Request: Every line of the records below should be restated exactly.

**** Provided entries

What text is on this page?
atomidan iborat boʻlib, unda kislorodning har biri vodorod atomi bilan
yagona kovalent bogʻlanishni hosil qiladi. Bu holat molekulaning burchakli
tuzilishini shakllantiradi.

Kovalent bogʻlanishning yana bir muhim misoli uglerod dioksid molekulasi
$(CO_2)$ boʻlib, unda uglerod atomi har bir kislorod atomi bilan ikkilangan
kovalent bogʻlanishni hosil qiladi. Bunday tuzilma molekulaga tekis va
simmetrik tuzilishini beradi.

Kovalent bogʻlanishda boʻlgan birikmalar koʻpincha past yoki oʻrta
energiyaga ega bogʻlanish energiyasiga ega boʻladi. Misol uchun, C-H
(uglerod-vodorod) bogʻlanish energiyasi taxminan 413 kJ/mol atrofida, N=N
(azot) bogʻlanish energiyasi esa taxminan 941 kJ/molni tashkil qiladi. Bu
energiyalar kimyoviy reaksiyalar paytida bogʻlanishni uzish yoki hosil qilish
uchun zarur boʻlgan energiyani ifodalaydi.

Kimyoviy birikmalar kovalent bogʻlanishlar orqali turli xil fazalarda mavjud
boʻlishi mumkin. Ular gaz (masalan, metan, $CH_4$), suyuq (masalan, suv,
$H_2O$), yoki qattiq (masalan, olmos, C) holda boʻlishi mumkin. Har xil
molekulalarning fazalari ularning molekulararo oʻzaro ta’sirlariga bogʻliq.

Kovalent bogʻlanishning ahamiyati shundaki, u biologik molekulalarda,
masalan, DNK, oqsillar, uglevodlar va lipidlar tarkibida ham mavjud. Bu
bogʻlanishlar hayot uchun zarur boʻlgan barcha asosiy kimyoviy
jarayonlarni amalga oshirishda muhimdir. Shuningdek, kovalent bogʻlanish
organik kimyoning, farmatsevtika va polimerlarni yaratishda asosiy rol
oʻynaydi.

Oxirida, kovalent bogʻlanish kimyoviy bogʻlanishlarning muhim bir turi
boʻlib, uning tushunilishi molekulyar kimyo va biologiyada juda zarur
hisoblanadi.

********

The answer:
What text is on this page?
atomidan iborat boʻlib, unda kislorodning har biri vodorod atomi bilan
yagona kovalent bogʻlanishni hosil qiladi. Bu holat molekulaning burchakli
tuzilishini shakllantiradi.

Kovalent bogʻlanishning yana bir muhim misoli uglerod dioksid molekulasi
$(CO_2)$ boʻlib, unda uglerod atomi har bir kislorod atomi bilan ikkilangan
kovalent bogʻlanishni hosil qiladi. Bunday tuzilma molekulaga tekis va
simmetrik tuzilishini beradi.

Kovalent bogʻlanishda boʻlgan birikmalar koʻpincha past yoki oʻrta
energiyaga ega bogʻlanish energiyasiga ega boʻladi. Misol uchun, C-H
(uglerod-vodorod) bogʻlanish energiyasi taxminan 413 kJ/mol atrofida, N=N
(azot) bogʻlanish energiyasi esa taxminan 941 kJ/molni tashkil qiladi. Bu
energiyalar kimyoviy reaksiyalar paytida bogʻlanishni uzish yoki hosil qilish
uchun zarur boʻlgan energiyani ifodalaydi.

Kimyoviy birikmalar kovalent bogʻlanishlar orqali turli xil fazalarda mavjud
boʻlishi mumkin. Ular gaz (masalan, metan, $CH_4$), suyuq (masalan, suv,
$H_2O$), yoki qattiq (masalan, olmos, C) holda boʻlishi mumkin. Har xil
molekulalarning fazalari ularning molekulararo oʻzaro ta’sirlariga bogʻliq.

Kovalent bogʻlanishning ahamiyati shundaki, u biologik molekulalarda,
masalan, DNK, oqsillar, uglevodlar va lipidlar tarkibida ham mavjud. Bu
bogʻlanishlar hayot uchun zarur boʻlgan barcha asosiy kimyoviy
jarayonlarni amalga oshirishda muhimdir. Shuningdek, kovalent bogʻlanish
organik kimyoning, farmatsevtika va polimerlarni yaratishda asosiy rol
oʻynaydi.

Oxirida, kovalent bogʻlanish kimyoviy bogʻlanishlarning muhim bir turi
boʻlib, uning tushunilishi molekulyar kimyo va biologiyada juda zarur
hisoblanadi.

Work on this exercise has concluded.